Challenge: Quote every line as written. Omit pictures.

[Extracted data entries]
>> BEGIN

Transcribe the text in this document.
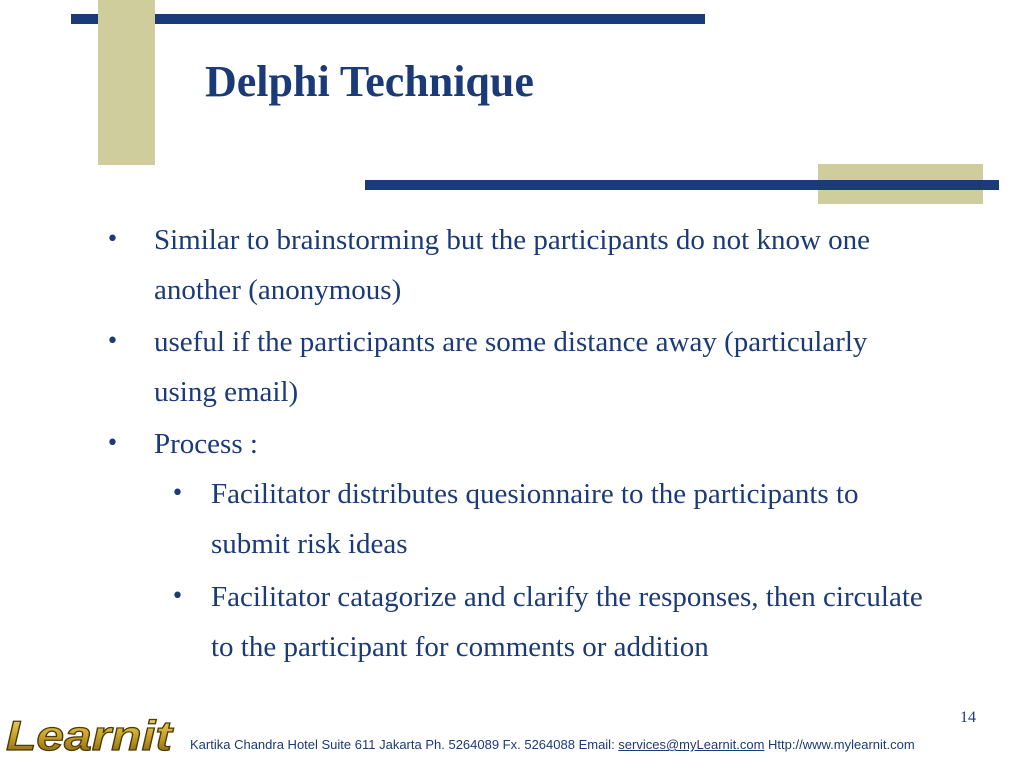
Delphi Technique
• Similar to brainstorming but the participants do not know one another (anonymous)
• useful if the participants are some distance away (particularly using email)
• Process :
• Facilitator distributes quesionnaire to the participants to submit risk ideas
• Facilitator catagorize and clarify the responses, then circulate to the participant for comments or addition
14
Learnit Kartika Chandra Hotel Suite 611 Jakarta Ph. 5264089 Fx. 5264088 Email: services@myLearnit.com Http://www.mylearnit.com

>> END

Result:
Transcribe the text in this document.
Delphi Technique
• Similar to brainstorming but the participants do not know one another (anonymous)
• useful if the participants are some distance away (particularly using email)
• Process :
• Facilitator distributes quesionnaire to the participants to submit risk ideas
• Facilitator catagorize and clarify the responses, then circulate to the participant for comments or addition
14
Learnit Kartika Chandra Hotel Suite 611 Jakarta Ph. 5264089 Fx. 5264088 Email: services@myLearnit.com Http://www.mylearnit.com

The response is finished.